**Instructions for the task**
Reproduce the whole listing, character for character.

* Begin Provided data *

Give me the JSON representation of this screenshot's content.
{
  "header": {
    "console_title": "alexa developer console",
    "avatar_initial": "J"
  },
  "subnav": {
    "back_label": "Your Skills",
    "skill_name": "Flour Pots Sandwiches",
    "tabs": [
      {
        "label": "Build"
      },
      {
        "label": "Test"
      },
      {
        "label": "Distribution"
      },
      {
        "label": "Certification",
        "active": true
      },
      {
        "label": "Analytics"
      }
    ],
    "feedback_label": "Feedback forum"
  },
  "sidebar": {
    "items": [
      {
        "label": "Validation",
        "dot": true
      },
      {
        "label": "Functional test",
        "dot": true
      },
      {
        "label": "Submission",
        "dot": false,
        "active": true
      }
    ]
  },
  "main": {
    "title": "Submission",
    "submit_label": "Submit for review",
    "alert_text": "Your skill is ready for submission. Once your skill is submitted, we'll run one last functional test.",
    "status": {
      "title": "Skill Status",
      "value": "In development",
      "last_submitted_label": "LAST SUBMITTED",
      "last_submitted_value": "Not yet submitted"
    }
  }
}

* End Provided data *

**Output below**
Give me the JSON representation of this screenshot's content.
{
  "header": {
    "console_title": "alexa developer console",
    "avatar_initial": "J"
  },
  "subnav": {
    "back_label": "Your Skills",
    "skill_name": "Flour Pots Sandwiches",
    "tabs": [
      {
        "label": "Build"
      },
      {
        "label": "Test"
      },
      {
        "label": "Distribution"
      },
      {
        "label": "Certification",
        "active": true
      },
      {
        "label": "Analytics"
      }
    ],
    "feedback_label": "Feedback forum"
  },
  "sidebar": {
    "items": [
      {
        "label": "Validation",
        "dot": true
      },
      {
        "label": "Functional test",
        "dot": true
      },
      {
        "label": "Submission",
        "dot": false,
        "active": true
      }
    ]
  },
  "main": {
    "title": "Submission",
    "submit_label": "Submit for review",
    "alert_text": "Your skill is ready for submission. Once your skill is submitted, we'll run one last functional test.",
    "status": {
      "title": "Skill Status",
      "value": "In development",
      "last_submitted_label": "LAST SUBMITTED",
      "last_submitted_value": "Not yet submitted"
    }
  }
}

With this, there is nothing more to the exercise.